◆ **EXCERPTED RECORDS**
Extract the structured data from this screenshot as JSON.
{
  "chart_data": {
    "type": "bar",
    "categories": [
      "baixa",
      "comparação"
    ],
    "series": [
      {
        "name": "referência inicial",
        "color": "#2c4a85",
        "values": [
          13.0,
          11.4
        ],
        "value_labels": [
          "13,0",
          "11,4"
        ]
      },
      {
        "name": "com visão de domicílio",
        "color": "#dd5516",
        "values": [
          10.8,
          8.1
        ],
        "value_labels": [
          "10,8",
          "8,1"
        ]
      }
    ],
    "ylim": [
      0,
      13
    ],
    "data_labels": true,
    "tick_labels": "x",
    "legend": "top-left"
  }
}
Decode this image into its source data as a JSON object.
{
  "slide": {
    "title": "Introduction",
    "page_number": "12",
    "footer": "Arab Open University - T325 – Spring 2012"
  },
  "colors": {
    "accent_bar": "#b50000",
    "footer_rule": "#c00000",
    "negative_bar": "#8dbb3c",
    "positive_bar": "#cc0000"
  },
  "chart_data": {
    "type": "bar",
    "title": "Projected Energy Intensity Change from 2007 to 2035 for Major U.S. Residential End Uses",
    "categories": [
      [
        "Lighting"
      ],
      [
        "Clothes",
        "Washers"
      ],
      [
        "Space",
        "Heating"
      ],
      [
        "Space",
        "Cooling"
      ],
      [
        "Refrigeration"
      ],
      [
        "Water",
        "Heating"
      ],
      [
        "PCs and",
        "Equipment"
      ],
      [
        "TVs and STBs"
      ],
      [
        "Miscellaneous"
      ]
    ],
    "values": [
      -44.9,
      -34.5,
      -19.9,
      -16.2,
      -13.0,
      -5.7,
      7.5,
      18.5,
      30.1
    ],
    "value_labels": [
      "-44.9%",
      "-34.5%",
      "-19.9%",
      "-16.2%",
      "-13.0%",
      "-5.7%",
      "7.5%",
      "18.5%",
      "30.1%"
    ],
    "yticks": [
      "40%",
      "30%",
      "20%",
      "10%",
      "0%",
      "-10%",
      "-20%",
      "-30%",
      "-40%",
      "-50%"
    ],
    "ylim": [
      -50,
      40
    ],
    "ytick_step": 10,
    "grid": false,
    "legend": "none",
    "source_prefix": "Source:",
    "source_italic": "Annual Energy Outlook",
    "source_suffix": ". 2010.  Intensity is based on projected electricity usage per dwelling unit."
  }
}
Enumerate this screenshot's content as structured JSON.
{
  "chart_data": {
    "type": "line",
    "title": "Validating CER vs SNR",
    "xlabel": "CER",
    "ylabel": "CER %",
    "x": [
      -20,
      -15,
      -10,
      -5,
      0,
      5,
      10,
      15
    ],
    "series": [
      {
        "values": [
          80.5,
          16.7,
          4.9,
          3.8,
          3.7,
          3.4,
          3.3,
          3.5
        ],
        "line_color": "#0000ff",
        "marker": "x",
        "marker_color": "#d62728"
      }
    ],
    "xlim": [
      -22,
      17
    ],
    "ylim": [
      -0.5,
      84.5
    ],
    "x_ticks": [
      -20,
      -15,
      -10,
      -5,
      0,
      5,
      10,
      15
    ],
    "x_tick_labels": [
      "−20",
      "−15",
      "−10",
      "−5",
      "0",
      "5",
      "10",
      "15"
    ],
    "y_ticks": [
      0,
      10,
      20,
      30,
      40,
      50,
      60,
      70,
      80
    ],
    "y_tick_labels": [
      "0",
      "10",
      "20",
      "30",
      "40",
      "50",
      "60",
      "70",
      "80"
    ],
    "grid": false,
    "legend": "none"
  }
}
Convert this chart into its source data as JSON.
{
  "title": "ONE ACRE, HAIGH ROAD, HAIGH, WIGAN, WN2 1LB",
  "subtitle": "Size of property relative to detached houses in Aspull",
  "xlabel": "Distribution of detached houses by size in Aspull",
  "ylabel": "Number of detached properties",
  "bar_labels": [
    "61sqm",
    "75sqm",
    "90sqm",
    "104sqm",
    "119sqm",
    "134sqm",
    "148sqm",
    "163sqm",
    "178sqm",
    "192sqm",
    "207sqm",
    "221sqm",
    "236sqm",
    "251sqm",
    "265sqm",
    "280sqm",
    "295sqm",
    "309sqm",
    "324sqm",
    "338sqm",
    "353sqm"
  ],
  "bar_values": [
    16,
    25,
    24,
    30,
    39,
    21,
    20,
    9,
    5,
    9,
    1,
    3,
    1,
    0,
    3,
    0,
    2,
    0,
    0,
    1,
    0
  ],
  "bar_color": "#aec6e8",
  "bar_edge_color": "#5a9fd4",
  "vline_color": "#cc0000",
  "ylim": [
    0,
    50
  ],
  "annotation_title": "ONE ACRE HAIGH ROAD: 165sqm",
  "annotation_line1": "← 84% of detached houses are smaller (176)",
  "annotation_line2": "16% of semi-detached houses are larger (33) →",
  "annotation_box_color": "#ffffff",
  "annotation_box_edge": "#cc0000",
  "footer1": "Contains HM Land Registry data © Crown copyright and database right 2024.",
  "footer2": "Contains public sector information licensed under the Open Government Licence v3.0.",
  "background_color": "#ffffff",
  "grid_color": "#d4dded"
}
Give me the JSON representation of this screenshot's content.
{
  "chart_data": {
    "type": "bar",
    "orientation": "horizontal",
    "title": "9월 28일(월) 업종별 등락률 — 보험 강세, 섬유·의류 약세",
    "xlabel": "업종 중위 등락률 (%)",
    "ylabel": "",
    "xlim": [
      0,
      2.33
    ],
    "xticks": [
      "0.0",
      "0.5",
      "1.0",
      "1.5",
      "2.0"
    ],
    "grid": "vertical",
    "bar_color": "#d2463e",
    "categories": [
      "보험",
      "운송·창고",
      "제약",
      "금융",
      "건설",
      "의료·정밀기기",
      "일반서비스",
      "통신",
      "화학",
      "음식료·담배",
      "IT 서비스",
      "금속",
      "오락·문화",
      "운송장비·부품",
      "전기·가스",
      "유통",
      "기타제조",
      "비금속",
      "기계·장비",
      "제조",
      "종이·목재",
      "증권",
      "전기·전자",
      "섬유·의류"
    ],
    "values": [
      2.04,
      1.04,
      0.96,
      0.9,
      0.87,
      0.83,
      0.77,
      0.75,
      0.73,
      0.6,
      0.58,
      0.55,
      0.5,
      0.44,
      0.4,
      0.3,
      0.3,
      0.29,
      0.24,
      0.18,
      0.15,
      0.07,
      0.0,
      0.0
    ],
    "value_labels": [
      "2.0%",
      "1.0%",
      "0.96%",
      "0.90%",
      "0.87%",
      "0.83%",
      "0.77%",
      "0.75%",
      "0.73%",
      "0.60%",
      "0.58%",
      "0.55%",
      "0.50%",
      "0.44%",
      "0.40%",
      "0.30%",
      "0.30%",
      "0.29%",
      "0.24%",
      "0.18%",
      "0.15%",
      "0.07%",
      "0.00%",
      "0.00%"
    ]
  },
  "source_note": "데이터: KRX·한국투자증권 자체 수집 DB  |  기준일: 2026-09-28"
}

◆ **PROBLEM STATEMENT**
Nothing should be left out: return all of the records exactly.

◆ **THE REPLY**
Extract the structured data from this screenshot as JSON.
{
  "chart_data": {
    "type": "bar",
    "categories": [
      "baixa",
      "comparação"
    ],
    "series": [
      {
        "name": "referência inicial",
        "color": "#2c4a85",
        "values": [
          13.0,
          11.4
        ],
        "value_labels": [
          "13,0",
          "11,4"
        ]
      },
      {
        "name": "com visão de domicílio",
        "color": "#dd5516",
        "values": [
          10.8,
          8.1
        ],
        "value_labels": [
          "10,8",
          "8,1"
        ]
      }
    ],
    "ylim": [
      0,
      13
    ],
    "data_labels": true,
    "tick_labels": "x",
    "legend": "top-left"
  }
}
Decode this image into its source data as a JSON object.
{
  "slide": {
    "title": "Introduction",
    "page_number": "12",
    "footer": "Arab Open University - T325 – Spring 2012"
  },
  "colors": {
    "accent_bar": "#b50000",
    "footer_rule": "#c00000",
    "negative_bar": "#8dbb3c",
    "positive_bar": "#cc0000"
  },
  "chart_data": {
    "type": "bar",
    "title": "Projected Energy Intensity Change from 2007 to 2035 for Major U.S. Residential End Uses",
    "categories": [
      [
        "Lighting"
      ],
      [
        "Clothes",
        "Washers"
      ],
      [
        "Space",
        "Heating"
      ],
      [
        "Space",
        "Cooling"
      ],
      [
        "Refrigeration"
      ],
      [
        "Water",
        "Heating"
      ],
      [
        "PCs and",
        "Equipment"
      ],
      [
        "TVs and STBs"
      ],
      [
        "Miscellaneous"
      ]
    ],
    "values": [
      -44.9,
      -34.5,
      -19.9,
      -16.2,
      -13.0,
      -5.7,
      7.5,
      18.5,
      30.1
    ],
    "value_labels": [
      "-44.9%",
      "-34.5%",
      "-19.9%",
      "-16.2%",
      "-13.0%",
      "-5.7%",
      "7.5%",
      "18.5%",
      "30.1%"
    ],
    "yticks": [
      "40%",
      "30%",
      "20%",
      "10%",
      "0%",
      "-10%",
      "-20%",
      "-30%",
      "-40%",
      "-50%"
    ],
    "ylim": [
      -50,
      40
    ],
    "ytick_step": 10,
    "grid": false,
    "legend": "none",
    "source_prefix": "Source:",
    "source_italic": "Annual Energy Outlook",
    "source_suffix": ". 2010.  Intensity is based on projected electricity usage per dwelling unit."
  }
}
Enumerate this screenshot's content as structured JSON.
{
  "chart_data": {
    "type": "line",
    "title": "Validating CER vs SNR",
    "xlabel": "CER",
    "ylabel": "CER %",
    "x": [
      -20,
      -15,
      -10,
      -5,
      0,
      5,
      10,
      15
    ],
    "series": [
      {
        "values": [
          80.5,
          16.7,
          4.9,
          3.8,
          3.7,
          3.4,
          3.3,
          3.5
        ],
        "line_color": "#0000ff",
        "marker": "x",
        "marker_color": "#d62728"
      }
    ],
    "xlim": [
      -22,
      17
    ],
    "ylim": [
      -0.5,
      84.5
    ],
    "x_ticks": [
      -20,
      -15,
      -10,
      -5,
      0,
      5,
      10,
      15
    ],
    "x_tick_labels": [
      "−20",
      "−15",
      "−10",
      "−5",
      "0",
      "5",
      "10",
      "15"
    ],
    "y_ticks": [
      0,
      10,
      20,
      30,
      40,
      50,
      60,
      70,
      80
    ],
    "y_tick_labels": [
      "0",
      "10",
      "20",
      "30",
      "40",
      "50",
      "60",
      "70",
      "80"
    ],
    "grid": false,
    "legend": "none"
  }
}
Convert this chart into its source data as JSON.
{
  "title": "ONE ACRE, HAIGH ROAD, HAIGH, WIGAN, WN2 1LB",
  "subtitle": "Size of property relative to detached houses in Aspull",
  "xlabel": "Distribution of detached houses by size in Aspull",
  "ylabel": "Number of detached properties",
  "bar_labels": [
    "61sqm",
    "75sqm",
    "90sqm",
    "104sqm",
    "119sqm",
    "134sqm",
    "148sqm",
    "163sqm",
    "178sqm",
    "192sqm",
    "207sqm",
    "221sqm",
    "236sqm",
    "251sqm",
    "265sqm",
    "280sqm",
    "295sqm",
    "309sqm",
    "324sqm",
    "338sqm",
    "353sqm"
  ],
  "bar_values": [
    16,
    25,
    24,
    30,
    39,
    21,
    20,
    9,
    5,
    9,
    1,
    3,
    1,
    0,
    3,
    0,
    2,
    0,
    0,
    1,
    0
  ],
  "bar_color": "#aec6e8",
  "bar_edge_color": "#5a9fd4",
  "vline_color": "#cc0000",
  "ylim": [
    0,
    50
  ],
  "annotation_title": "ONE ACRE HAIGH ROAD: 165sqm",
  "annotation_line1": "← 84% of detached houses are smaller (176)",
  "annotation_line2": "16% of semi-detached houses are larger (33) →",
  "annotation_box_color": "#ffffff",
  "annotation_box_edge": "#cc0000",
  "footer1": "Contains HM Land Registry data © Crown copyright and database right 2024.",
  "footer2": "Contains public sector information licensed under the Open Government Licence v3.0.",
  "background_color": "#ffffff",
  "grid_color": "#d4dded"
}
Give me the JSON representation of this screenshot's content.
{
  "chart_data": {
    "type": "bar",
    "orientation": "horizontal",
    "title": "9월 28일(월) 업종별 등락률 — 보험 강세, 섬유·의류 약세",
    "xlabel": "업종 중위 등락률 (%)",
    "ylabel": "",
    "xlim": [
      0,
      2.33
    ],
    "xticks": [
      "0.0",
      "0.5",
      "1.0",
      "1.5",
      "2.0"
    ],
    "grid": "vertical",
    "bar_color": "#d2463e",
    "categories": [
      "보험",
      "운송·창고",
      "제약",
      "금융",
      "건설",
      "의료·정밀기기",
      "일반서비스",
      "통신",
      "화학",
      "음식료·담배",
      "IT 서비스",
      "금속",
      "오락·문화",
      "운송장비·부품",
      "전기·가스",
      "유통",
      "기타제조",
      "비금속",
      "기계·장비",
      "제조",
      "종이·목재",
      "증권",
      "전기·전자",
      "섬유·의류"
    ],
    "values": [
      2.04,
      1.04,
      0.96,
      0.9,
      0.87,
      0.83,
      0.77,
      0.75,
      0.73,
      0.6,
      0.58,
      0.55,
      0.5,
      0.44,
      0.4,
      0.3,
      0.3,
      0.29,
      0.24,
      0.18,
      0.15,
      0.07,
      0.0,
      0.0
    ],
    "value_labels": [
      "2.0%",
      "1.0%",
      "0.96%",
      "0.90%",
      "0.87%",
      "0.83%",
      "0.77%",
      "0.75%",
      "0.73%",
      "0.60%",
      "0.58%",
      "0.55%",
      "0.50%",
      "0.44%",
      "0.40%",
      "0.30%",
      "0.30%",
      "0.29%",
      "0.24%",
      "0.18%",
      "0.15%",
      "0.07%",
      "0.00%",
      "0.00%"
    ]
  },
  "source_note": "데이터: KRX·한국투자증권 자체 수집 DB  |  기준일: 2026-09-28"
}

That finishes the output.